** Instruction **
Word for word, set down the records and skip each picture.

** Data records **
··········
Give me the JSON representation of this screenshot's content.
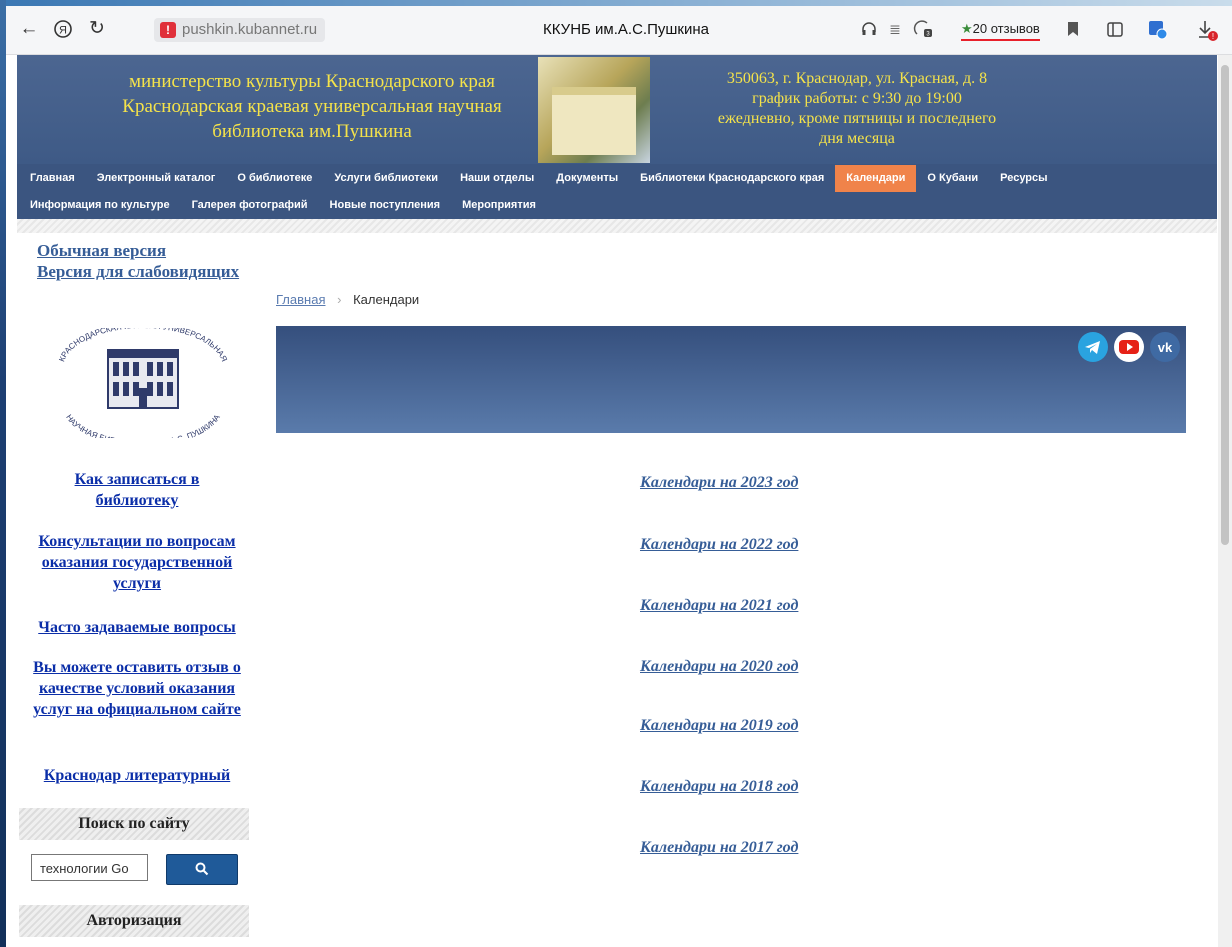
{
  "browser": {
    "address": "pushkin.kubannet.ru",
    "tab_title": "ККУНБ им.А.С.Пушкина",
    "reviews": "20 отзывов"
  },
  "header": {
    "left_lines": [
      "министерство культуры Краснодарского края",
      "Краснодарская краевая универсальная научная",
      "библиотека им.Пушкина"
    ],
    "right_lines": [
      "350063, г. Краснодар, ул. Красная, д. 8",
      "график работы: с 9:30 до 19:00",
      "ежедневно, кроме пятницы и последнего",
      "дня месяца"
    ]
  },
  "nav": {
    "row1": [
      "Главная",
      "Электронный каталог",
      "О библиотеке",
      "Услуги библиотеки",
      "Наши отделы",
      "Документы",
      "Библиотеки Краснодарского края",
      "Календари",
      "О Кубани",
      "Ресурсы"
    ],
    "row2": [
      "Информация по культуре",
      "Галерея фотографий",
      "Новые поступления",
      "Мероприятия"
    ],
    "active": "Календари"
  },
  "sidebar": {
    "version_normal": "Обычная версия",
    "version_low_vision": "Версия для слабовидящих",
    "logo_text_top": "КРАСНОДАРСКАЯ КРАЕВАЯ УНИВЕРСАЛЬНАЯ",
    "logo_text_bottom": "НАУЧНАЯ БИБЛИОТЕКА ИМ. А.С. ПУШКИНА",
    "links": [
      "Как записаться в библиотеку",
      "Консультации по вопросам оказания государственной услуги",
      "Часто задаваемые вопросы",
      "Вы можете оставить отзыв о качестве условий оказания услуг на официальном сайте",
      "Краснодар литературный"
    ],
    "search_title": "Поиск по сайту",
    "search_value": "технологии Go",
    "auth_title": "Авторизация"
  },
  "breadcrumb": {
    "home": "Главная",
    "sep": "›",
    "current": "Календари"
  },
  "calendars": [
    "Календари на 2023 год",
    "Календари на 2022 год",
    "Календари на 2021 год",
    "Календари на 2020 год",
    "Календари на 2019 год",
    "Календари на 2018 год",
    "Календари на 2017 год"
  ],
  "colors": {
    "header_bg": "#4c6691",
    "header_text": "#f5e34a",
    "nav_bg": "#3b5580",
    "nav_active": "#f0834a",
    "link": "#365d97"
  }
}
··········
** Response to this exercise **
Give me the JSON representation of this screenshot's content.
{
  "browser": {
    "address": "pushkin.kubannet.ru",
    "tab_title": "ККУНБ им.А.С.Пушкина",
    "reviews": "20 отзывов"
  },
  "header": {
    "left_lines": [
      "министерство культуры Краснодарского края",
      "Краснодарская краевая универсальная научная",
      "библиотека им.Пушкина"
    ],
    "right_lines": [
      "350063, г. Краснодар, ул. Красная, д. 8",
      "график работы: с 9:30 до 19:00",
      "ежедневно, кроме пятницы и последнего",
      "дня месяца"
    ]
  },
  "nav": {
    "row1": [
      "Главная",
      "Электронный каталог",
      "О библиотеке",
      "Услуги библиотеки",
      "Наши отделы",
      "Документы",
      "Библиотеки Краснодарского края",
      "Календари",
      "О Кубани",
      "Ресурсы"
    ],
    "row2": [
      "Информация по культуре",
      "Галерея фотографий",
      "Новые поступления",
      "Мероприятия"
    ],
    "active": "Календари"
  },
  "sidebar": {
    "version_normal": "Обычная версия",
    "version_low_vision": "Версия для слабовидящих",
    "logo_text_top": "КРАСНОДАРСКАЯ КРАЕВАЯ УНИВЕРСАЛЬНАЯ",
    "logo_text_bottom": "НАУЧНАЯ БИБЛИОТЕКА ИМ. А.С. ПУШКИНА",
    "links": [
      "Как записаться в библиотеку",
      "Консультации по вопросам оказания государственной услуги",
      "Часто задаваемые вопросы",
      "Вы можете оставить отзыв о качестве условий оказания услуг на официальном сайте",
      "Краснодар литературный"
    ],
    "search_title": "Поиск по сайту",
    "search_value": "технологии Go",
    "auth_title": "Авторизация"
  },
  "breadcrumb": {
    "home": "Главная",
    "sep": "›",
    "current": "Календари"
  },
  "calendars": [
    "Календари на 2023 год",
    "Календари на 2022 год",
    "Календари на 2021 год",
    "Календари на 2020 год",
    "Календари на 2019 год",
    "Календари на 2018 год",
    "Календари на 2017 год"
  ],
  "colors": {
    "header_bg": "#4c6691",
    "header_text": "#f5e34a",
    "nav_bg": "#3b5580",
    "nav_active": "#f0834a",
    "link": "#365d97"
  }
}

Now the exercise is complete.